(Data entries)
::::::

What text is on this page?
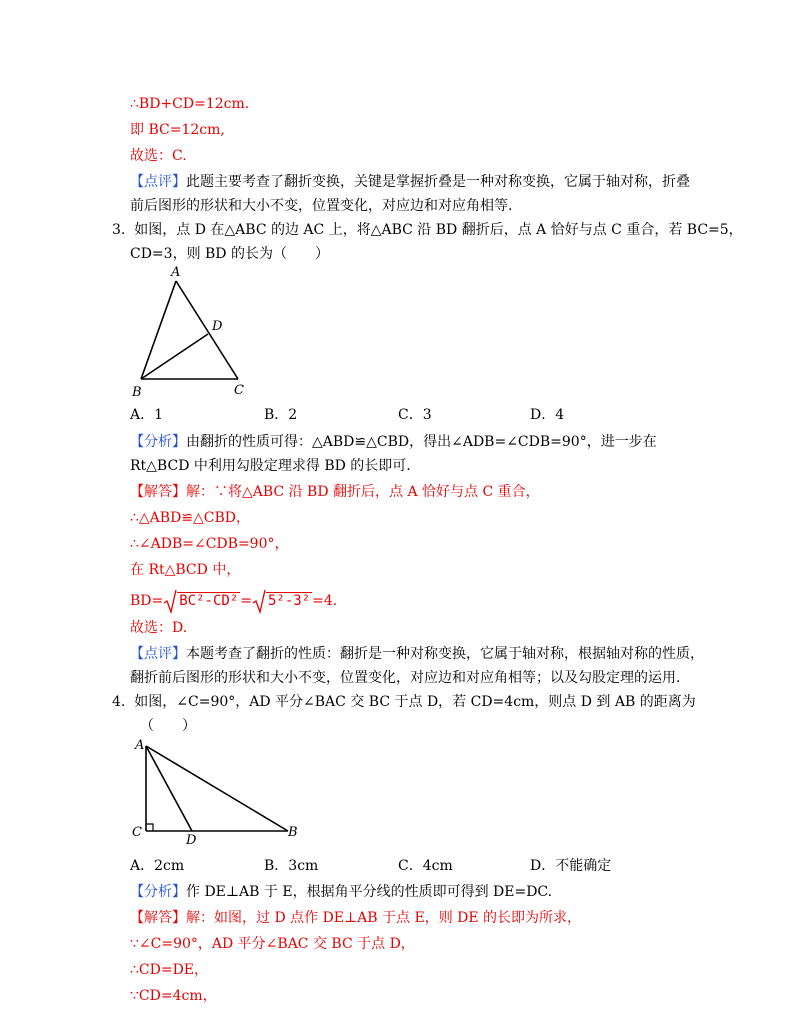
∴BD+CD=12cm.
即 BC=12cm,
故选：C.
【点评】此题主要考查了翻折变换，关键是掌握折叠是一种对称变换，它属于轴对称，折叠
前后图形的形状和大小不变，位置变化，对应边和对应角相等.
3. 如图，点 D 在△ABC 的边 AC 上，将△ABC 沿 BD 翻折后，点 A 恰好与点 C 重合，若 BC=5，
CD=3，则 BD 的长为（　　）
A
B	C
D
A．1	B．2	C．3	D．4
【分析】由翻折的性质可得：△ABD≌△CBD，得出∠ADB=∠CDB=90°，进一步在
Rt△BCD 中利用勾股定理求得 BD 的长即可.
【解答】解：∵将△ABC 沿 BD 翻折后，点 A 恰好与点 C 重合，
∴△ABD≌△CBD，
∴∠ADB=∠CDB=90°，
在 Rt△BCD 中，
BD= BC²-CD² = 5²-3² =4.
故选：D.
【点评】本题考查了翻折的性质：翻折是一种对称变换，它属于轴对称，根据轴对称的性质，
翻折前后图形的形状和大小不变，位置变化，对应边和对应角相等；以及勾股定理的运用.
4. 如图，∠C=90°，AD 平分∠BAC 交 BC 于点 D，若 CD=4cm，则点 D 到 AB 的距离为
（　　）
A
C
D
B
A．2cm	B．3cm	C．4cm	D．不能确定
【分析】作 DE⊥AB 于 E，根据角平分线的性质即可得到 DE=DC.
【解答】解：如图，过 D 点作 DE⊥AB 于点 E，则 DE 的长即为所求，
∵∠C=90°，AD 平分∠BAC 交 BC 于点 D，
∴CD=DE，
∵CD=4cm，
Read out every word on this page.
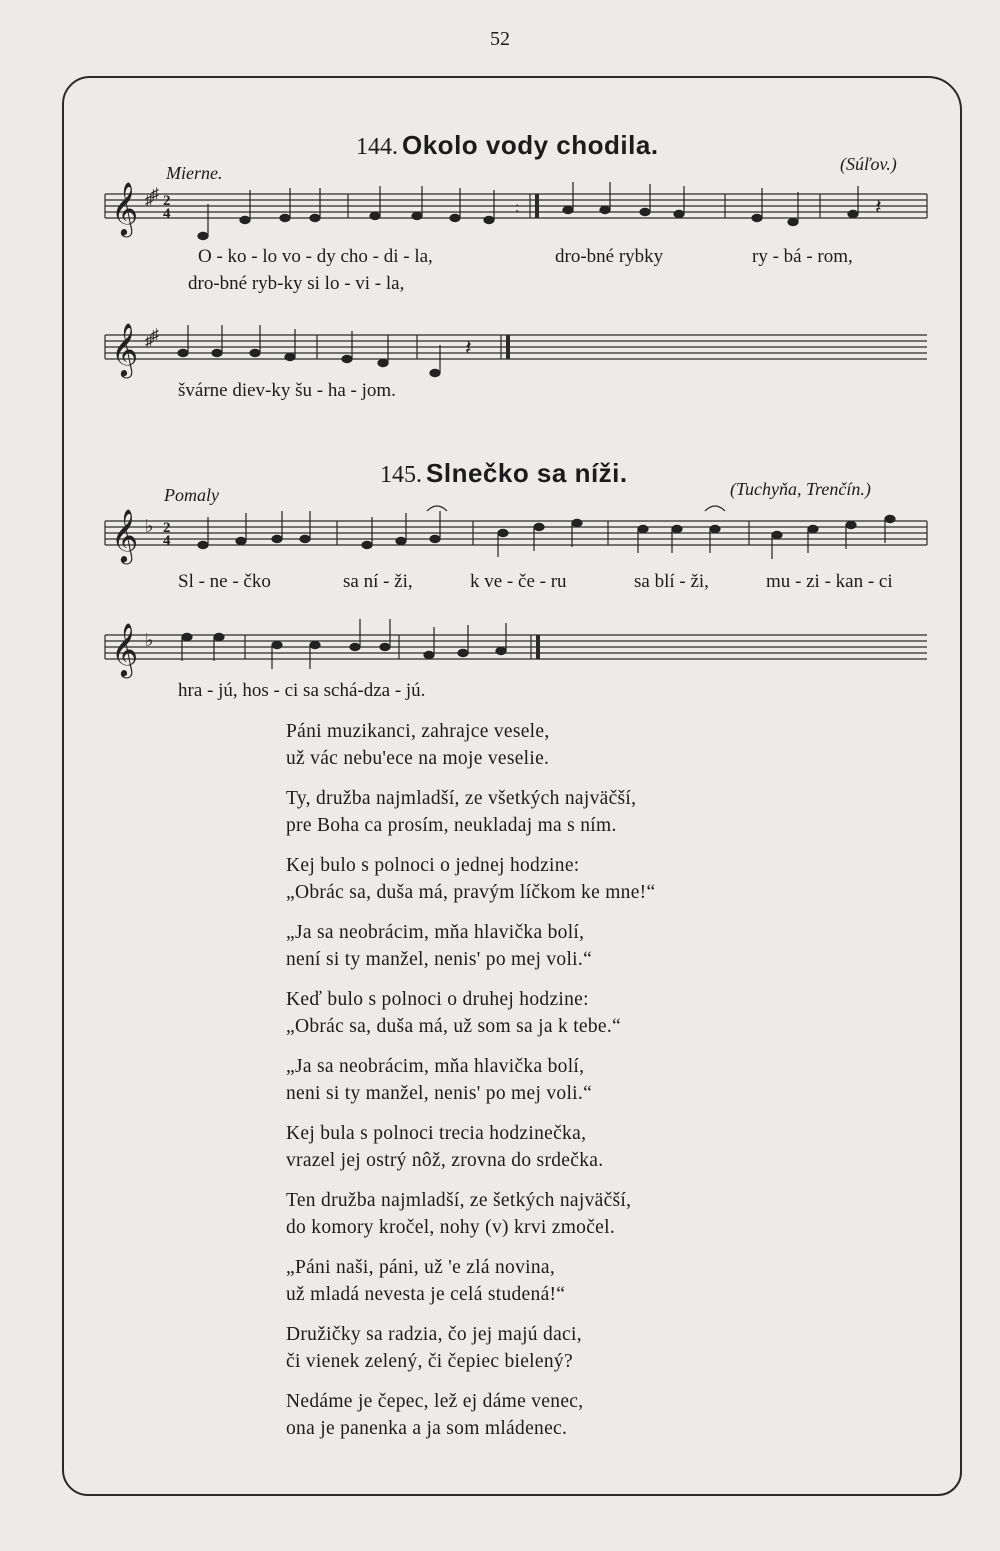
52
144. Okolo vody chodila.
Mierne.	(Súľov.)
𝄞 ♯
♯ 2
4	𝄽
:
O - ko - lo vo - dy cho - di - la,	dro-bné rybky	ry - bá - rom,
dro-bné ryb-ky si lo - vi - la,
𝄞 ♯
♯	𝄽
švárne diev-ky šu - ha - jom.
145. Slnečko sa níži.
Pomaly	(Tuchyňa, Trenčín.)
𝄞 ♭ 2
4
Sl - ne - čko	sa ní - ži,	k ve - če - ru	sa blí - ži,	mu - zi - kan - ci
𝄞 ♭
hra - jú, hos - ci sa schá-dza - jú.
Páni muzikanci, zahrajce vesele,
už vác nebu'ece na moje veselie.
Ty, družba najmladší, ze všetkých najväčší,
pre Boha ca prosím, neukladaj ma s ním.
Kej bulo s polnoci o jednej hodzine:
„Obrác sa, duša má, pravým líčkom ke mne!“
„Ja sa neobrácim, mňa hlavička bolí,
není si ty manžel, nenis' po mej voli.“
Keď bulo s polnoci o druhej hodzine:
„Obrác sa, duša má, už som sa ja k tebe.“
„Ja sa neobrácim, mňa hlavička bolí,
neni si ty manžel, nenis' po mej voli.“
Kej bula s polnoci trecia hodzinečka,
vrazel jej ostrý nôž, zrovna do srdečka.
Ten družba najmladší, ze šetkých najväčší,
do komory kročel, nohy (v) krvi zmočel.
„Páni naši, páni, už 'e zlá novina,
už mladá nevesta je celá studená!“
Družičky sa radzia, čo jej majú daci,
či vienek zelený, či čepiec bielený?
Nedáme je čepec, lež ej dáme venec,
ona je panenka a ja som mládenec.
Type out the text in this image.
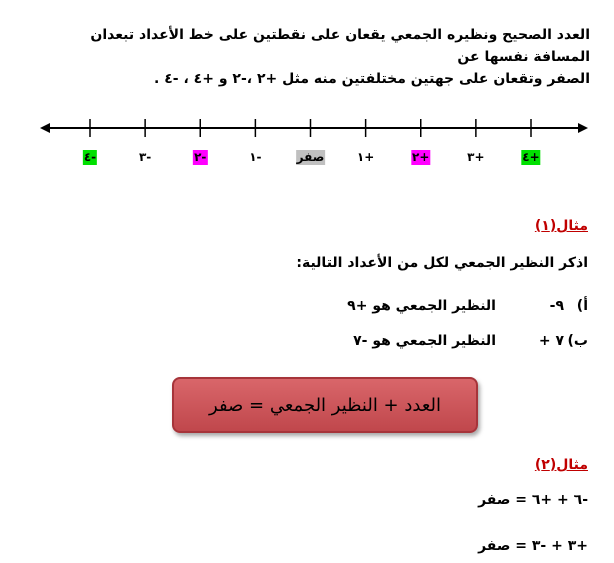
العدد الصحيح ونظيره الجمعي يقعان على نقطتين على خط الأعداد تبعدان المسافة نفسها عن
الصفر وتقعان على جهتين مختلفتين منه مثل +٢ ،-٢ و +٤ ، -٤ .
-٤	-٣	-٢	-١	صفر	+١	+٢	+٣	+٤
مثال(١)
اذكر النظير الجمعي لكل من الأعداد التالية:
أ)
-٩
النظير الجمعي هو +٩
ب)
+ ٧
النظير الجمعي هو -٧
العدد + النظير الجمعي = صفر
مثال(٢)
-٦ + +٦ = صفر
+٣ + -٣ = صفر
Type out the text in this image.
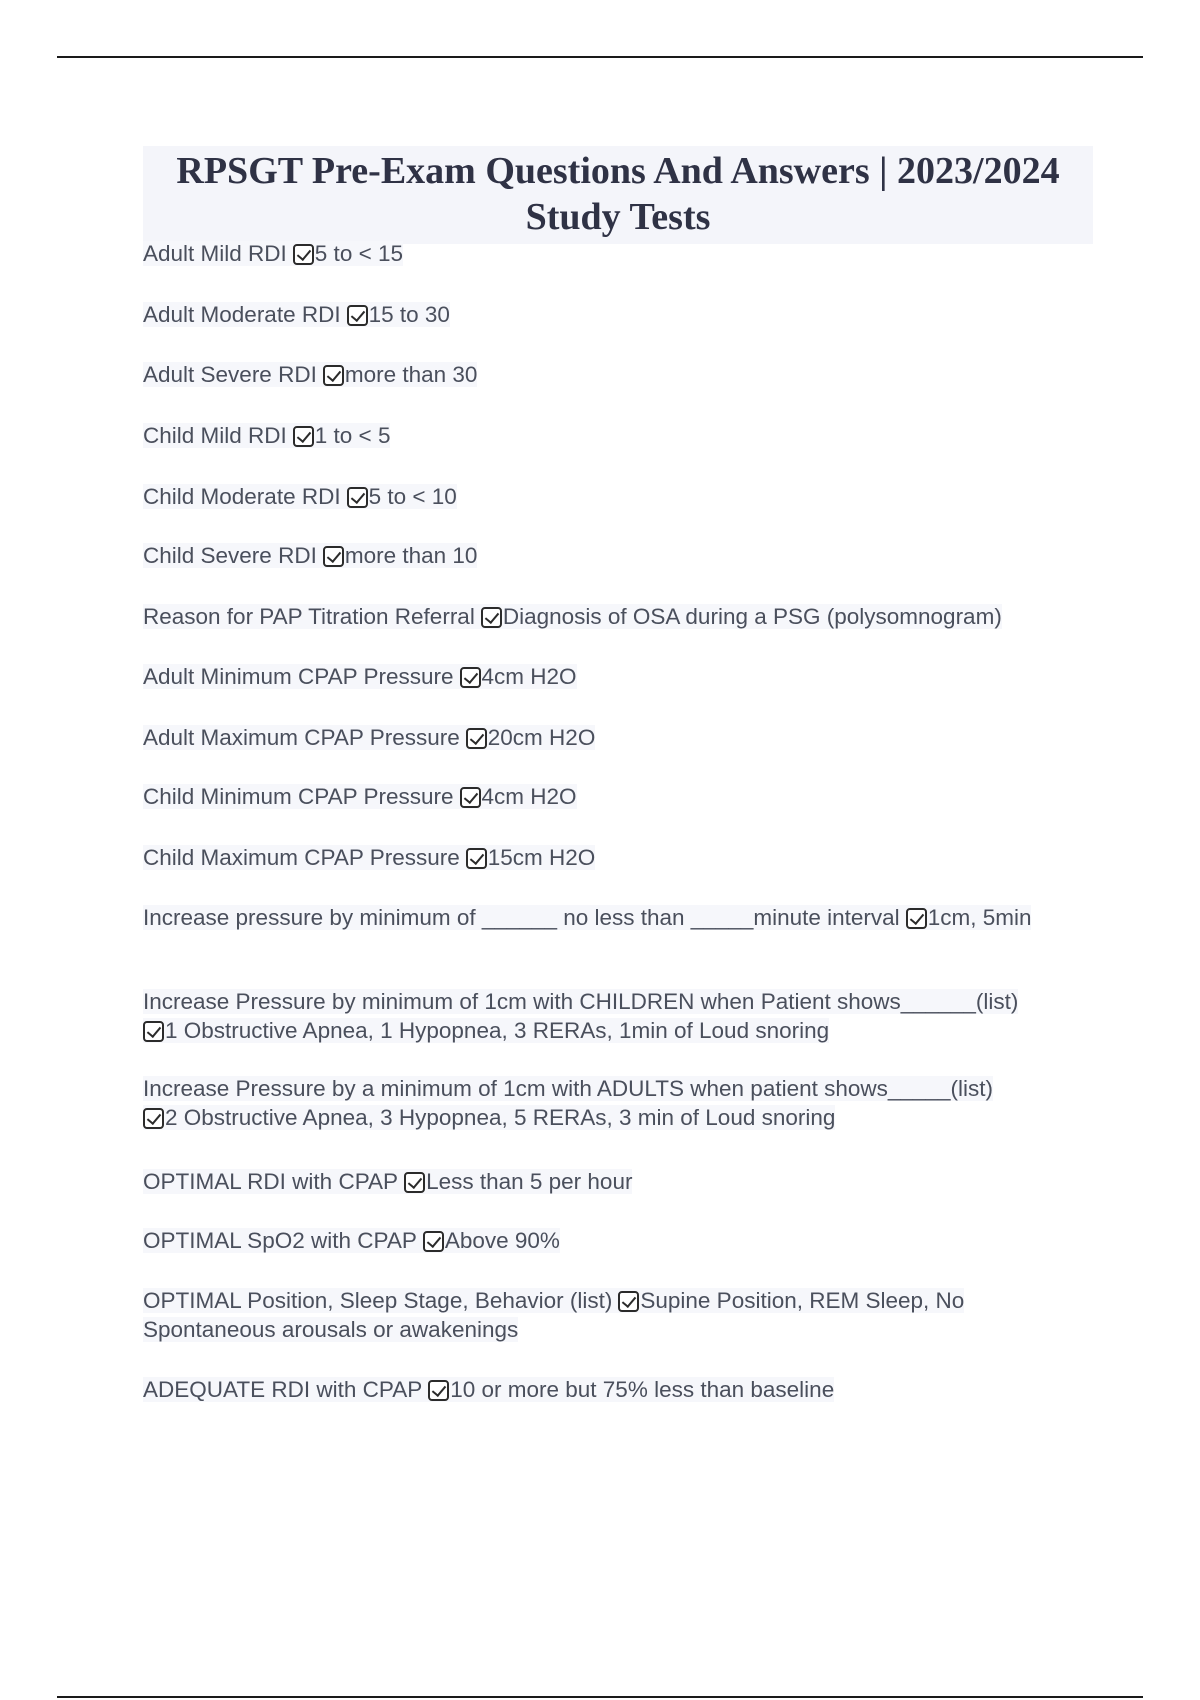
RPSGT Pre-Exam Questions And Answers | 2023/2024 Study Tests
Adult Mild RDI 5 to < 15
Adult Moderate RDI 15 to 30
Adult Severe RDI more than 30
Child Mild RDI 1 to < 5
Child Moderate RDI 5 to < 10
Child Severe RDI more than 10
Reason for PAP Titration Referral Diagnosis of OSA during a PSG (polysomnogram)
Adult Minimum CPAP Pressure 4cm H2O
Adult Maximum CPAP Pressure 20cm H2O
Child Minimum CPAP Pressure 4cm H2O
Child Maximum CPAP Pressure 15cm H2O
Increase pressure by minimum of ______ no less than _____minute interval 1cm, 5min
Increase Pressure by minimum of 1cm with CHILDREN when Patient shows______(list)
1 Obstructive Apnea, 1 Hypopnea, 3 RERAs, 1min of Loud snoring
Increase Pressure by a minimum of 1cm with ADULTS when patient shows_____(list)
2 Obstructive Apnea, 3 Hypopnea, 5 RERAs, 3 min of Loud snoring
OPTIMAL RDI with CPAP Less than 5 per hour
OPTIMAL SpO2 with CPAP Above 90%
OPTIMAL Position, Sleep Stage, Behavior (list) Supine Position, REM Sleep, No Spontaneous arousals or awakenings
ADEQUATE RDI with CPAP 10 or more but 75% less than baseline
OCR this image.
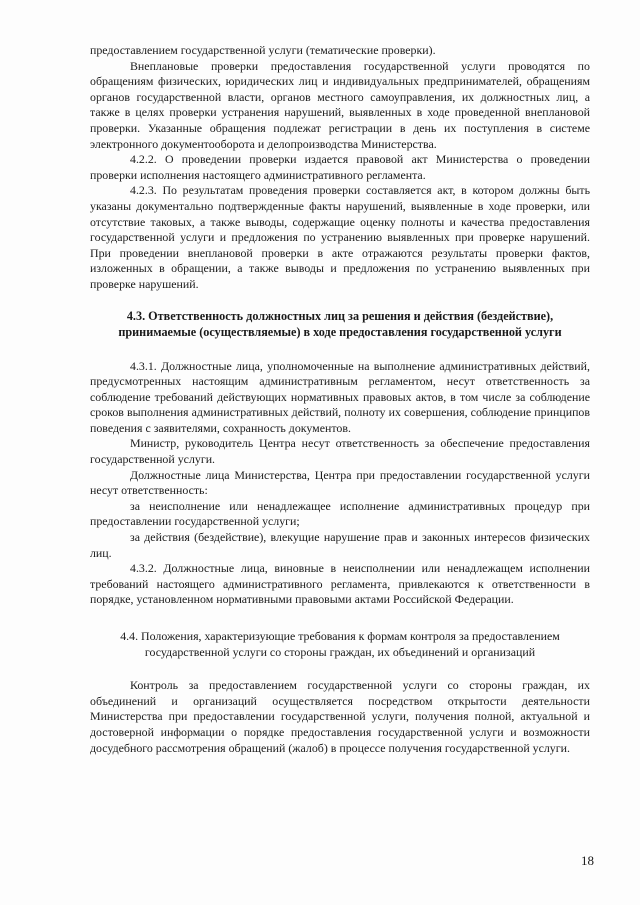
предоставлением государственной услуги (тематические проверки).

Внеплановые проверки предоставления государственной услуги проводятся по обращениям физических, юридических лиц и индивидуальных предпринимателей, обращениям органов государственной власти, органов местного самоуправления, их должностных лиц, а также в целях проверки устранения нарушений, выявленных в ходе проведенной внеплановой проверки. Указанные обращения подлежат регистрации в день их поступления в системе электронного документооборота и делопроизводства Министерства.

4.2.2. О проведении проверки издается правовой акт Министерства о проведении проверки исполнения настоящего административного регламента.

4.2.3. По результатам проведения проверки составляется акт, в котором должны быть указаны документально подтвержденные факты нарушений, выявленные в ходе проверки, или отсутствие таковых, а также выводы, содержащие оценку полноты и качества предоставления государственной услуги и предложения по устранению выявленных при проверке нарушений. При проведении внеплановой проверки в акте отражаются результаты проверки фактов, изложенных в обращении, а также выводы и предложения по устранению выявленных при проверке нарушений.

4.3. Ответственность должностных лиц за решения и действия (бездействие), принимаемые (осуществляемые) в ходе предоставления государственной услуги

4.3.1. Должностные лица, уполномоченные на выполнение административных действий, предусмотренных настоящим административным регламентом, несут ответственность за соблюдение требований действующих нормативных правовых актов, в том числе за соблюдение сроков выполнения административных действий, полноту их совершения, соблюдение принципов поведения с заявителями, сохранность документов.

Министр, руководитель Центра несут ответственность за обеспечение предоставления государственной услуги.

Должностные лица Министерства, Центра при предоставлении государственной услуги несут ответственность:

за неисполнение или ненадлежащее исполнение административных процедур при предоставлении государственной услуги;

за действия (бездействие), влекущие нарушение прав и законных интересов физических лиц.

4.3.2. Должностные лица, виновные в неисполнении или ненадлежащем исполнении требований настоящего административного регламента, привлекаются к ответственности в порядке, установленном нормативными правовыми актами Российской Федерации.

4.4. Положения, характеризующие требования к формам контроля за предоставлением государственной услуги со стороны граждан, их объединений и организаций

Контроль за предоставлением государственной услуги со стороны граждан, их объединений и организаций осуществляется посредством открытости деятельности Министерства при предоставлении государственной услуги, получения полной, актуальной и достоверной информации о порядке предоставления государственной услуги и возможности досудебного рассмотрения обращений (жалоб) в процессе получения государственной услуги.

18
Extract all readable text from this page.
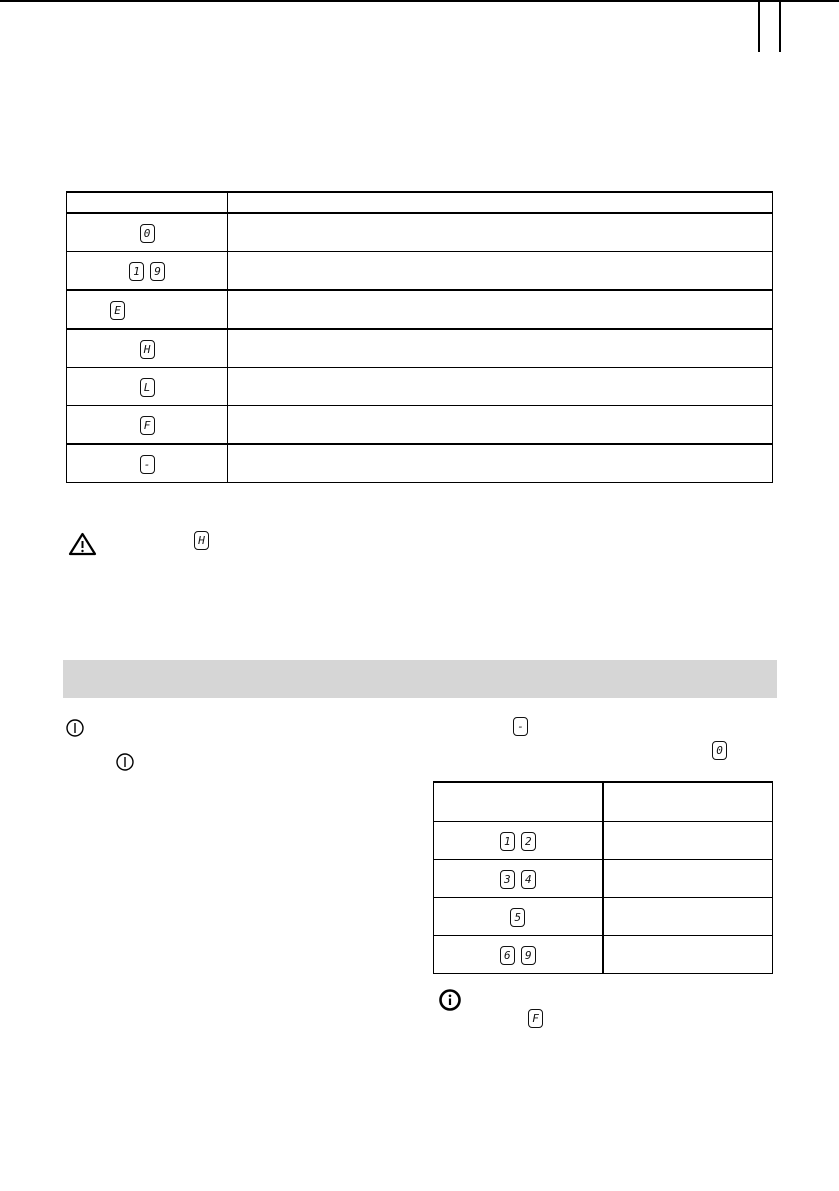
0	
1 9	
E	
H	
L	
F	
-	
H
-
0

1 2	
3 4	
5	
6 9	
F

::::::

_Stated exercise_: List all lines in the material containing the string "polnoci".

_Response to this exercise_:
Kej bulo s polnoci o jednej hodzine:
Keď bulo s polnoci o druhej hodzine:
Kej bula s polnoci trecia hodzinečka,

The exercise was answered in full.